Find the lines below that contain the word "icon" and count them. Only the number should be given.

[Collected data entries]
[BEGIN]
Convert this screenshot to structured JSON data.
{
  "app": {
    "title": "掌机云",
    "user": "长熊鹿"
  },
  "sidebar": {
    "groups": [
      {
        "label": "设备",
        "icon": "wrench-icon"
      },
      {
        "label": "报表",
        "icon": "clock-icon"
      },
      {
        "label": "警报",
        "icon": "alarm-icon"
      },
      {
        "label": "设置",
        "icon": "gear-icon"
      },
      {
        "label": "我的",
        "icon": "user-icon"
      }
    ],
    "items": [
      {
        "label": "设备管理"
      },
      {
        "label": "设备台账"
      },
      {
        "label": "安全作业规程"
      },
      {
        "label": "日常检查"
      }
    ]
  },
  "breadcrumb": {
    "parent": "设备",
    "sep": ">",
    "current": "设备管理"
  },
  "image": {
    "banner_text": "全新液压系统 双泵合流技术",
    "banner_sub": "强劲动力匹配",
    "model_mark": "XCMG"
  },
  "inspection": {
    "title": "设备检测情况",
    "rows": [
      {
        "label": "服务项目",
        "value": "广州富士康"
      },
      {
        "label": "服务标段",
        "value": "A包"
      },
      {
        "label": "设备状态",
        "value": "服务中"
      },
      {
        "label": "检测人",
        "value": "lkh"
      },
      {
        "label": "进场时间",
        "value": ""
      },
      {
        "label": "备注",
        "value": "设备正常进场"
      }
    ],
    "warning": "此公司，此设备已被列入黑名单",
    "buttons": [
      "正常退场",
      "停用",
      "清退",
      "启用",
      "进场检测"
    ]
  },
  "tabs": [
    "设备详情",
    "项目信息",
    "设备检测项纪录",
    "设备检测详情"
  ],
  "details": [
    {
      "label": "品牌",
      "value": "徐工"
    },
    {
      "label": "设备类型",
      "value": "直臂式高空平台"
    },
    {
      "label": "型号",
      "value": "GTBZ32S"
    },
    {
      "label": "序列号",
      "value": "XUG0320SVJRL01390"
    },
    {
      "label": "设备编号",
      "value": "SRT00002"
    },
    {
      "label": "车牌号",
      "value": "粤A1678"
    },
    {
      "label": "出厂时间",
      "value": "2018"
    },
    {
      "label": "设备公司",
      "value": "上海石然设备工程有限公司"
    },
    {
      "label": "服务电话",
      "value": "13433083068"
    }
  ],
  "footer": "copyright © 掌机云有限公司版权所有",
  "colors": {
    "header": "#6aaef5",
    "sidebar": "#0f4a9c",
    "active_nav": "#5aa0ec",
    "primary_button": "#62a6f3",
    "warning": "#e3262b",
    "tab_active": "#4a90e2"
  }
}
[END]
[BEGIN]
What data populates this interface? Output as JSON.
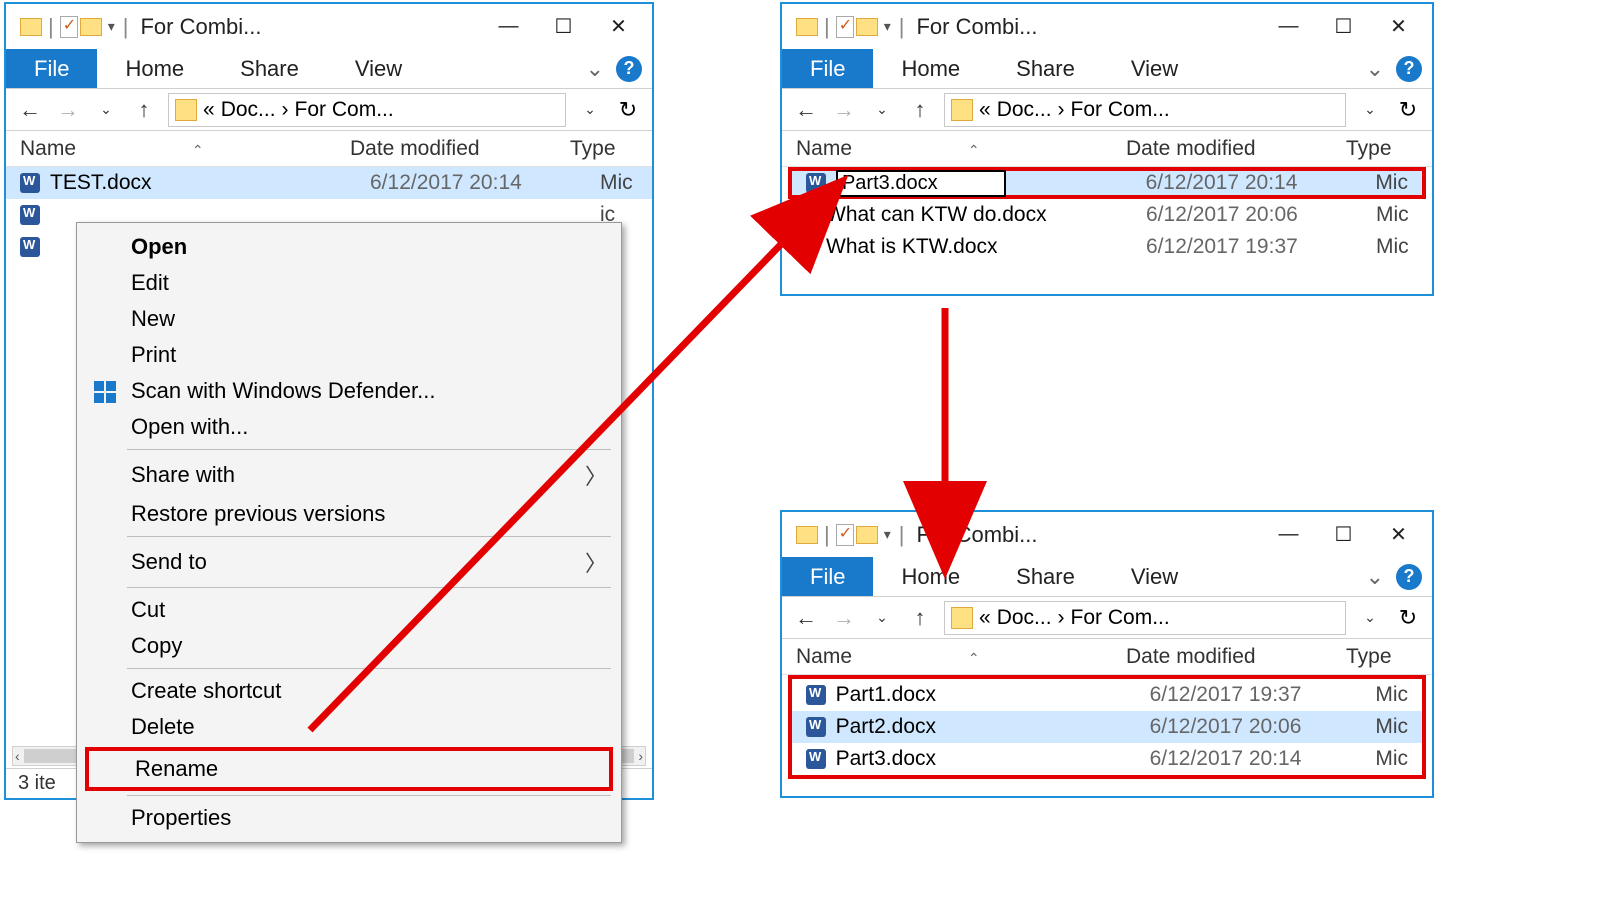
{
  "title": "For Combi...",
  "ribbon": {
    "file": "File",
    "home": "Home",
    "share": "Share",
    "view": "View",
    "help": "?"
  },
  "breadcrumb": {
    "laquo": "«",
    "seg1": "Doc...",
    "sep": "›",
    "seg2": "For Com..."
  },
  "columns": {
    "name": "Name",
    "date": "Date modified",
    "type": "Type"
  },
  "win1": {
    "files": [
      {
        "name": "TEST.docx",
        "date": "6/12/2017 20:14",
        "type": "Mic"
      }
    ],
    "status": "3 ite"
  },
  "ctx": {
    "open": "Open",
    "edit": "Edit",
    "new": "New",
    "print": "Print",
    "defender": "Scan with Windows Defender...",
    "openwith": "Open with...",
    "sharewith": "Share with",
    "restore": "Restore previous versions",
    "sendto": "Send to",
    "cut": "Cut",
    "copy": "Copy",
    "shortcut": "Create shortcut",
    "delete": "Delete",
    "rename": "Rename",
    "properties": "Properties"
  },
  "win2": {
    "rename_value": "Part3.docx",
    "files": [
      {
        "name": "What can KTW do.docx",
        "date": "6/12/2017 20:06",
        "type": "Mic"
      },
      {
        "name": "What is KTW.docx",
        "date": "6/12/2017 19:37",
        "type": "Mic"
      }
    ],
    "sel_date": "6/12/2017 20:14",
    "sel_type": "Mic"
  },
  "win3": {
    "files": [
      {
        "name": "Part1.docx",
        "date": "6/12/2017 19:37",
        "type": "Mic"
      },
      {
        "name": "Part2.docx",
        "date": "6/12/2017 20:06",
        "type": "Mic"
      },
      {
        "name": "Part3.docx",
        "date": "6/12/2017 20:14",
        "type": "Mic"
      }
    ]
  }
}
[END]
▸ SOLVED EXERCISE: 5